== Dataset content

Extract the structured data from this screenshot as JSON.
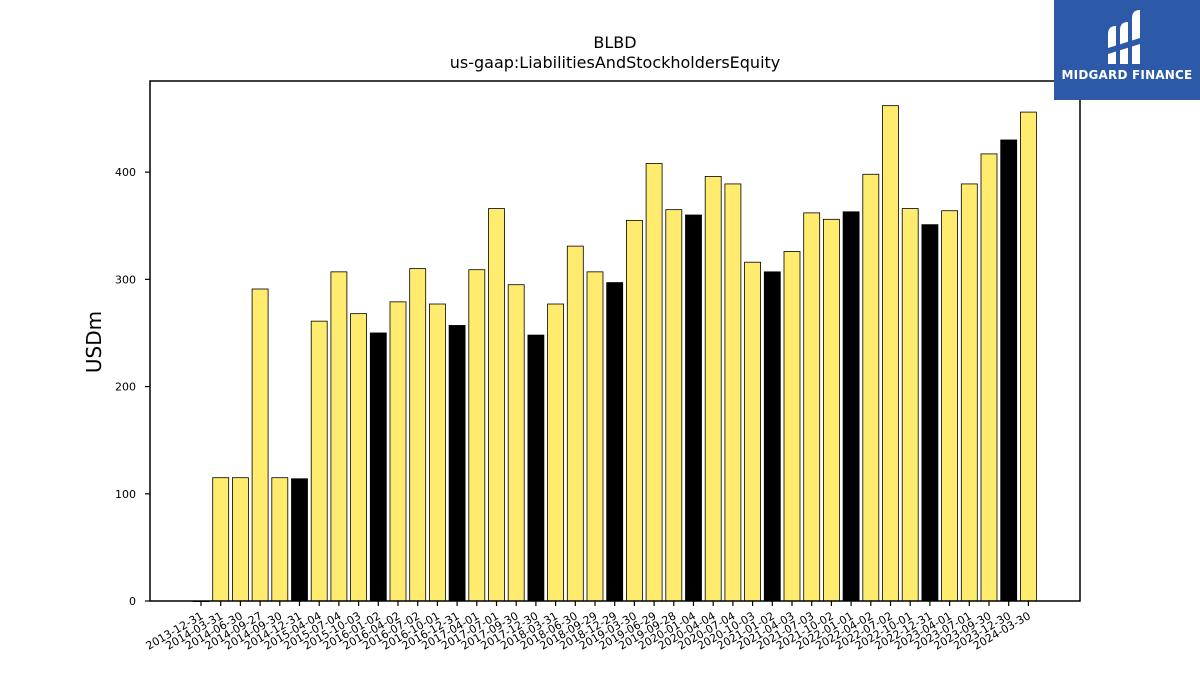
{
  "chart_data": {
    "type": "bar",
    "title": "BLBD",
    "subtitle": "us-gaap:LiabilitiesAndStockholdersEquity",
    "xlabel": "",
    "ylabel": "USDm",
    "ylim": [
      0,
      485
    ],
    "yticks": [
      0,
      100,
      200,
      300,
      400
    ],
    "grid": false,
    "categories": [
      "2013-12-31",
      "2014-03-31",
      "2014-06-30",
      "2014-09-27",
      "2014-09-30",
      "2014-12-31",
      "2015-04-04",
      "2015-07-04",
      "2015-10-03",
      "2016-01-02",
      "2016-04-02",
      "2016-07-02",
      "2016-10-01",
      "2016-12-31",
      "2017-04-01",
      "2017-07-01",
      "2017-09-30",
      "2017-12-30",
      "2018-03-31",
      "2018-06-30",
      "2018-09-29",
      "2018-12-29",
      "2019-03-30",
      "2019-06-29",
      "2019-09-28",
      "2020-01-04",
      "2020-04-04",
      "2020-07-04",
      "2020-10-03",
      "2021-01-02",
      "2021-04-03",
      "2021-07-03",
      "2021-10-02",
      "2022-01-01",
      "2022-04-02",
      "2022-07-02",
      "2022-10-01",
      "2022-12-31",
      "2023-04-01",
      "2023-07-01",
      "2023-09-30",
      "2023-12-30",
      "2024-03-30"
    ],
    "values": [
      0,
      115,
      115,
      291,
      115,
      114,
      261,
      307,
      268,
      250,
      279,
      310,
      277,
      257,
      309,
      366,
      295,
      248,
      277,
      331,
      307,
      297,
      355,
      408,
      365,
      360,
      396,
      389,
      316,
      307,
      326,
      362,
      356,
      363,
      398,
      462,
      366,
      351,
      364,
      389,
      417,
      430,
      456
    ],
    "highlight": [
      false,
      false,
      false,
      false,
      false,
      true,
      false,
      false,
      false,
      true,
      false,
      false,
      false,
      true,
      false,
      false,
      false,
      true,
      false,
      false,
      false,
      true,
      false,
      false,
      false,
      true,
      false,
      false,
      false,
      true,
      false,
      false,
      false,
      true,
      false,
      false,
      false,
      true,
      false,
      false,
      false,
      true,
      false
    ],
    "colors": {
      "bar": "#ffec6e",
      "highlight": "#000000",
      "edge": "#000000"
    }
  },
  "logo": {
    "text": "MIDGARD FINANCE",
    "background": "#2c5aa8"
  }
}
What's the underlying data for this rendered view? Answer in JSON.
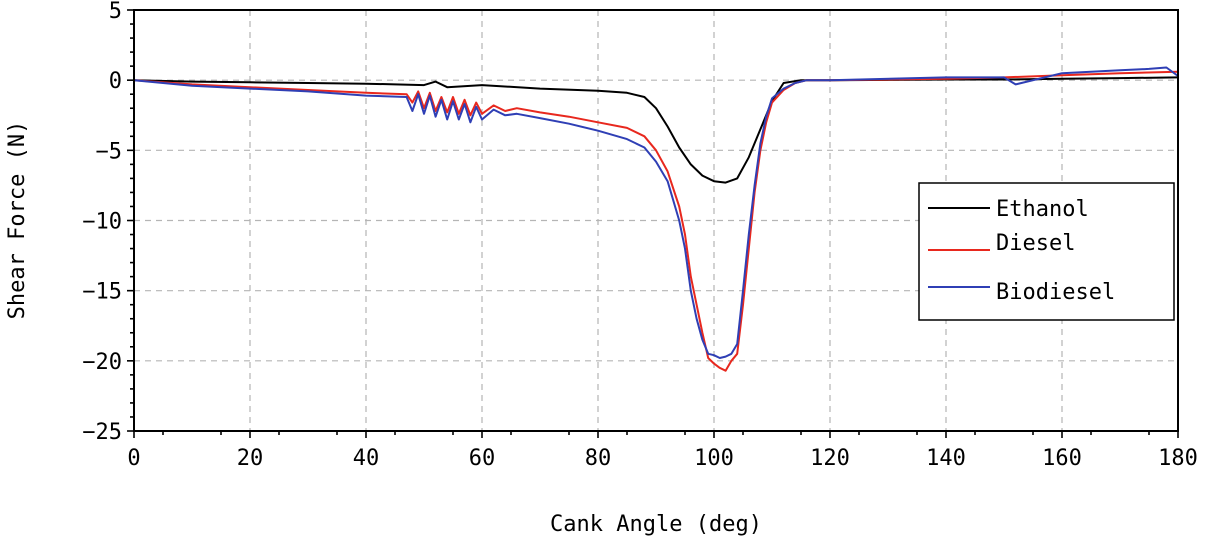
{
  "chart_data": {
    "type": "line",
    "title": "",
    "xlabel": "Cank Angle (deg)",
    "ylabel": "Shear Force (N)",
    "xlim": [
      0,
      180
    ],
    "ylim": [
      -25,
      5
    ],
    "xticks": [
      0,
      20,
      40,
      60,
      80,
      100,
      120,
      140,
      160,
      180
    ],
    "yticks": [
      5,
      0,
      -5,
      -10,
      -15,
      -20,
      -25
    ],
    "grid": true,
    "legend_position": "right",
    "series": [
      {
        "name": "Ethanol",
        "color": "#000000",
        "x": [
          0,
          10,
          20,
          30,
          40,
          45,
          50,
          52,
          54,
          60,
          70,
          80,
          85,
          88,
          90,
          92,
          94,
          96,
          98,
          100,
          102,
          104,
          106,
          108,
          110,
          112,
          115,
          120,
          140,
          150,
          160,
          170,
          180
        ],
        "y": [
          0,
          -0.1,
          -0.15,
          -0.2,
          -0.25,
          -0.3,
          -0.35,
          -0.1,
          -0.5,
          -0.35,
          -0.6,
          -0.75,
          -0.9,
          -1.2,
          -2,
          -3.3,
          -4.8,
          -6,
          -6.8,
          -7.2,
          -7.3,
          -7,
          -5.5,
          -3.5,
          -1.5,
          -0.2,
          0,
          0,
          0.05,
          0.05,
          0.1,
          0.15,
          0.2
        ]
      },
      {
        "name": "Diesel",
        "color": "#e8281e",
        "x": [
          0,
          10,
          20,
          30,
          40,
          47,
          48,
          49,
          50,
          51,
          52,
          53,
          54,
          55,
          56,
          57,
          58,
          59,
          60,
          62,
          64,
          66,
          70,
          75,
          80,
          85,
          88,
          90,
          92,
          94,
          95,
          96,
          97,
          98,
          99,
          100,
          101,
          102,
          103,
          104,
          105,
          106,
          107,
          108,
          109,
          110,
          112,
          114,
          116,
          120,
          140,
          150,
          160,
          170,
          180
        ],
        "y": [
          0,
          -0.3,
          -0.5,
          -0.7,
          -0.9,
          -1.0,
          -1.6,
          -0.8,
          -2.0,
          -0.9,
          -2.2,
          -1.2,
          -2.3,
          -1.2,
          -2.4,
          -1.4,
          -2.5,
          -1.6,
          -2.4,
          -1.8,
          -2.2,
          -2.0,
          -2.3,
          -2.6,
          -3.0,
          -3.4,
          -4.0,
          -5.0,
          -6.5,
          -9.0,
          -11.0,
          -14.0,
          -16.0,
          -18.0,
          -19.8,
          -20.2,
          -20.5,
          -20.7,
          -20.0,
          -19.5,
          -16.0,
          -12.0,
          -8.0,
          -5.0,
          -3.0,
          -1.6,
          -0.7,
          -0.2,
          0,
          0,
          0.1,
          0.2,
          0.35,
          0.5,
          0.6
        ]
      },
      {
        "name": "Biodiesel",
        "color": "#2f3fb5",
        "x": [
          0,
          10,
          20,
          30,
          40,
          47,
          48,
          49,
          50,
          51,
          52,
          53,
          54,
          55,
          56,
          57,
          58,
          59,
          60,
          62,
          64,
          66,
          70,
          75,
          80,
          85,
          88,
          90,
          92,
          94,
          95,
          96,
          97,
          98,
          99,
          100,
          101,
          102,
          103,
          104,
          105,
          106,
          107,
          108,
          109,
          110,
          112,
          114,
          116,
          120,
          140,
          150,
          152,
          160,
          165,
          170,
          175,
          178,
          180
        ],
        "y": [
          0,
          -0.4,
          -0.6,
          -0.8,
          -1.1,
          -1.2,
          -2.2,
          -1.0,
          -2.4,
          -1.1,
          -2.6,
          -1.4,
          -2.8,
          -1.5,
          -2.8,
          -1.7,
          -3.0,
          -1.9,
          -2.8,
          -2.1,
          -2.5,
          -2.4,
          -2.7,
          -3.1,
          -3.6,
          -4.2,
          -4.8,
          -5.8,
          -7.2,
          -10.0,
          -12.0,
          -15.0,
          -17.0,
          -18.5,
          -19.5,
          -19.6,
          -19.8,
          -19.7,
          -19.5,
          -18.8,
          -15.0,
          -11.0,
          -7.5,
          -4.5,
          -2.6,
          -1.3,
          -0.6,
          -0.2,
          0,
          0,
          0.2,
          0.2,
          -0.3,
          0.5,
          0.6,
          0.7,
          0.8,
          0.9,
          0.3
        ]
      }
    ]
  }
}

====
== Dataset content

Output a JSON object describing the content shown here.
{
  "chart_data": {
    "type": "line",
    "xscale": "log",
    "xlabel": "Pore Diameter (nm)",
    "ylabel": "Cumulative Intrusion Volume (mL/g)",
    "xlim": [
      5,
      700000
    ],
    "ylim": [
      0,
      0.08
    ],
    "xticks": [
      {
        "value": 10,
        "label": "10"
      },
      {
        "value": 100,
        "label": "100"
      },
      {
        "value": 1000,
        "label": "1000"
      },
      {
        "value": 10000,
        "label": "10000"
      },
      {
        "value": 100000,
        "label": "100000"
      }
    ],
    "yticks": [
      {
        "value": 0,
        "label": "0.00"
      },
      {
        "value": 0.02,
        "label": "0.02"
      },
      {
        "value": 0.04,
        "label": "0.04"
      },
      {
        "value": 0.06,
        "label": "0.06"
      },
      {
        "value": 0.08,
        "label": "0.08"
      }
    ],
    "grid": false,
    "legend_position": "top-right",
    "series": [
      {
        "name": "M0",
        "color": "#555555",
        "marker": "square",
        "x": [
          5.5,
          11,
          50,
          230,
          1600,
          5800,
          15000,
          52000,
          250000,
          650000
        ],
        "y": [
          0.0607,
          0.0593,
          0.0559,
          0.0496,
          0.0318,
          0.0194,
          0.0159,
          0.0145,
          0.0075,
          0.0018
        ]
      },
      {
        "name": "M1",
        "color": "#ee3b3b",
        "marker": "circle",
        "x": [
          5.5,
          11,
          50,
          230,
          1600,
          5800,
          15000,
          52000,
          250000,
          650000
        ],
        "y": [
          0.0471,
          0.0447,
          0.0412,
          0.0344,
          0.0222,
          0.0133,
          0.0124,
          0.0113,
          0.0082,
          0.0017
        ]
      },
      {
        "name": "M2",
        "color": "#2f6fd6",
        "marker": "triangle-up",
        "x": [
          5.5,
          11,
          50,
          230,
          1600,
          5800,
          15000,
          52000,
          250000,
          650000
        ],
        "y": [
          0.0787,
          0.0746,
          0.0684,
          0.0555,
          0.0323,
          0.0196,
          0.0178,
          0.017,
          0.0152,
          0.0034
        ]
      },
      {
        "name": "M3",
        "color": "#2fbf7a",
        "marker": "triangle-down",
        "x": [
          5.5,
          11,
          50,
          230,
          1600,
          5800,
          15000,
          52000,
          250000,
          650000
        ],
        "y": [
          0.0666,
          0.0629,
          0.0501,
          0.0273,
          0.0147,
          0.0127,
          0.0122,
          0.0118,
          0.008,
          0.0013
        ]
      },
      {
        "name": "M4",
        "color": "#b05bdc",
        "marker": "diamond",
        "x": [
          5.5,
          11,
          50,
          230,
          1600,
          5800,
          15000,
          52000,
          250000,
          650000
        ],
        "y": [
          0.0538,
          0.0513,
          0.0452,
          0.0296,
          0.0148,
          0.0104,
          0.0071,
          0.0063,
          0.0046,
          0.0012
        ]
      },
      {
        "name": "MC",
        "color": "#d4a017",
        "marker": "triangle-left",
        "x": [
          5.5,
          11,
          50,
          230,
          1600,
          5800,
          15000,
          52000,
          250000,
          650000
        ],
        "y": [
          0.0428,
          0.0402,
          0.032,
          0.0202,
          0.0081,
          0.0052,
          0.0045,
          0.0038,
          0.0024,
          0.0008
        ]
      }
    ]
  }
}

====

Read the data above. Pull out each line in which the string "marker" appears.

        "marker": "square",
        "marker": "circle",
        "marker": "triangle-up",
        "marker": "triangle-down",
        "marker": "diamond",
        "marker": "triangle-left",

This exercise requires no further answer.